Would you transcribe the listing that follows, character for character, and omit its images?

[BEGIN RECORDS FOR THIS TASK]

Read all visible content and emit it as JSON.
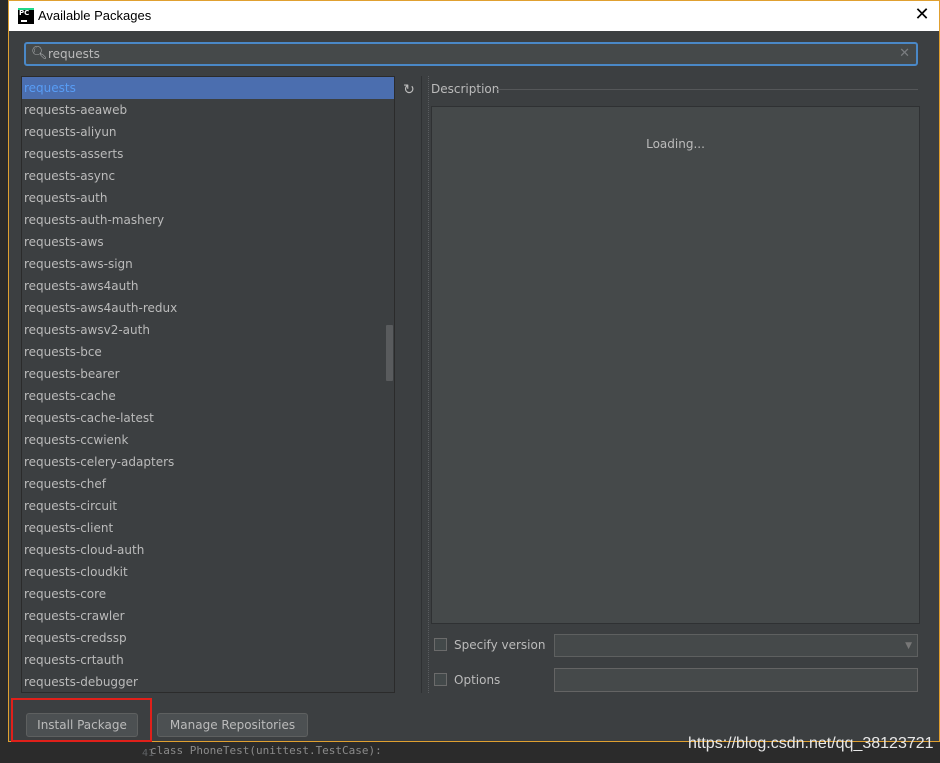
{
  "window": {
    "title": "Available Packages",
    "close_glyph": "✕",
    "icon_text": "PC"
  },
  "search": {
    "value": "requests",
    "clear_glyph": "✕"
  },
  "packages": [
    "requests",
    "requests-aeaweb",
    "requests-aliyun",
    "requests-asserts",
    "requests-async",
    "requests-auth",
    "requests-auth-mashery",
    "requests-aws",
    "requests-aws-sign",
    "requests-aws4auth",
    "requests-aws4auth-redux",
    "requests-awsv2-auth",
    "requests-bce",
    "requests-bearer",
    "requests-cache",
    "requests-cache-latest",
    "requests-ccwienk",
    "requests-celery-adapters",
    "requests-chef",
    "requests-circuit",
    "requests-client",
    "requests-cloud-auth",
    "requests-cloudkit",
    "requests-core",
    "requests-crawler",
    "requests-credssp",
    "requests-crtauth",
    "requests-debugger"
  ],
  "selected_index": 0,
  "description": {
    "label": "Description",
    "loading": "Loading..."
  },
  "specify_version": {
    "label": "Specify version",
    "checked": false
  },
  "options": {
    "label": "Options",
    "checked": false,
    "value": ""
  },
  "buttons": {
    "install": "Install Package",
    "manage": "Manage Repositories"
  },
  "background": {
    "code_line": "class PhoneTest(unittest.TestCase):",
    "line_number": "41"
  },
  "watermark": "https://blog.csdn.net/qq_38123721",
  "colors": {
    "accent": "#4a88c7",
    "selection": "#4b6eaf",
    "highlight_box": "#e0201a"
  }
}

[END RECORDS FOR THIS TASK]

- **EXERCISE RESULT**
Read all visible content and emit it as JSON.
{
  "window": {
    "title": "Available Packages",
    "close_glyph": "✕",
    "icon_text": "PC"
  },
  "search": {
    "value": "requests",
    "clear_glyph": "✕"
  },
  "packages": [
    "requests",
    "requests-aeaweb",
    "requests-aliyun",
    "requests-asserts",
    "requests-async",
    "requests-auth",
    "requests-auth-mashery",
    "requests-aws",
    "requests-aws-sign",
    "requests-aws4auth",
    "requests-aws4auth-redux",
    "requests-awsv2-auth",
    "requests-bce",
    "requests-bearer",
    "requests-cache",
    "requests-cache-latest",
    "requests-ccwienk",
    "requests-celery-adapters",
    "requests-chef",
    "requests-circuit",
    "requests-client",
    "requests-cloud-auth",
    "requests-cloudkit",
    "requests-core",
    "requests-crawler",
    "requests-credssp",
    "requests-crtauth",
    "requests-debugger"
  ],
  "selected_index": 0,
  "description": {
    "label": "Description",
    "loading": "Loading..."
  },
  "specify_version": {
    "label": "Specify version",
    "checked": false
  },
  "options": {
    "label": "Options",
    "checked": false,
    "value": ""
  },
  "buttons": {
    "install": "Install Package",
    "manage": "Manage Repositories"
  },
  "background": {
    "code_line": "class PhoneTest(unittest.TestCase):",
    "line_number": "41"
  },
  "watermark": "https://blog.csdn.net/qq_38123721",
  "colors": {
    "accent": "#4a88c7",
    "selection": "#4b6eaf",
    "highlight_box": "#e0201a"
  }
}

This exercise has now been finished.